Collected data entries
[BEGIN]
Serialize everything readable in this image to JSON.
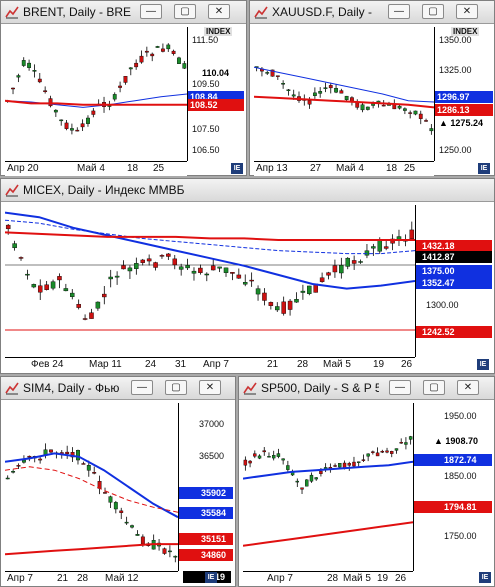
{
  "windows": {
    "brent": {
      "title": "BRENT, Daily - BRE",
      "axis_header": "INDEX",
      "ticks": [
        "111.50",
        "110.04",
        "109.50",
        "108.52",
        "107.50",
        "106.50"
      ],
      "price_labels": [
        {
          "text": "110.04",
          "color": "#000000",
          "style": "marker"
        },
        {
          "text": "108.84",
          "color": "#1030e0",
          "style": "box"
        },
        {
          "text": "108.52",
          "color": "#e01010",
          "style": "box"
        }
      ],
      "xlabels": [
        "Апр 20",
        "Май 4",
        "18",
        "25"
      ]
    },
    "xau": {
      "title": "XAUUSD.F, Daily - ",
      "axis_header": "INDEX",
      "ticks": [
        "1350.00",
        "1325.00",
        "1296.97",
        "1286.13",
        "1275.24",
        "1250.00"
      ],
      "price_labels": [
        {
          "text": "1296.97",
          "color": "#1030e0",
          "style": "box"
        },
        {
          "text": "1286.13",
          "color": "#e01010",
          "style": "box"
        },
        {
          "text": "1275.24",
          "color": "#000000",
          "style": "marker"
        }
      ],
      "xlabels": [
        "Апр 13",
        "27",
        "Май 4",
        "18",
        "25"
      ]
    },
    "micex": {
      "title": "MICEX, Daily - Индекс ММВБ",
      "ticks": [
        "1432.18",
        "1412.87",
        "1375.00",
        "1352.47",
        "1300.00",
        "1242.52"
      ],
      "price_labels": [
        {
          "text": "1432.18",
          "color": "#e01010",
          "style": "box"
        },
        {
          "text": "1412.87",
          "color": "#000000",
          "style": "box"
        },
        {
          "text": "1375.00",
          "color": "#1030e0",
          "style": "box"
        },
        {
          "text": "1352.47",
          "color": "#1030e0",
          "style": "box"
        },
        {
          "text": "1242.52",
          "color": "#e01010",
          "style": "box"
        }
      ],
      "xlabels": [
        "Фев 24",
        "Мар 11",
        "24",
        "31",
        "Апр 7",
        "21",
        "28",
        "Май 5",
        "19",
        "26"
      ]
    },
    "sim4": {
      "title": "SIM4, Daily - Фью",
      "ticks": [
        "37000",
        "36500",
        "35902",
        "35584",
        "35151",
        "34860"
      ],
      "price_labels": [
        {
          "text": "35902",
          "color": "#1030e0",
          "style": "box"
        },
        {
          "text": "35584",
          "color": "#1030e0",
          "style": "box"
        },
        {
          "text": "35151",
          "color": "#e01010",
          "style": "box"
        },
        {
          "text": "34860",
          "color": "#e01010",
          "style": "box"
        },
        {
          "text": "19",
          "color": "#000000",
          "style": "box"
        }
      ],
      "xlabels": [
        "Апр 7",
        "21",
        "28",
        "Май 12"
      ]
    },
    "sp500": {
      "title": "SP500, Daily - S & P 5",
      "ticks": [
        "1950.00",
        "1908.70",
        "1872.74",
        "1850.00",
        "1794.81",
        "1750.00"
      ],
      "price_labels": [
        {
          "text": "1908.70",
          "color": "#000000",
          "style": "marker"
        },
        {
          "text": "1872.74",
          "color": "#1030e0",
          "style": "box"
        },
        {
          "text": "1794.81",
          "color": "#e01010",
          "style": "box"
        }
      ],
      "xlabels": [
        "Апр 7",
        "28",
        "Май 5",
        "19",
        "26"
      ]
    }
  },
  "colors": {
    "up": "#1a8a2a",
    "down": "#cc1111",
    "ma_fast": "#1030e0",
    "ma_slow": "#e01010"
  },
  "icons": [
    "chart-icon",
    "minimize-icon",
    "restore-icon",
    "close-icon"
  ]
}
[END]
[PROBLEM DESCRIPTION] Gather and return every line that holds the string "title".

[TASK SOLUTION]
      "title": "BRENT, Daily - BRE",
      "title": "XAUUSD.F, Daily - ",
      "title": "MICEX, Daily - Индекс ММВБ",
      "title": "SIM4, Daily - Фью",
      "title": "SP500, Daily - S & P 5",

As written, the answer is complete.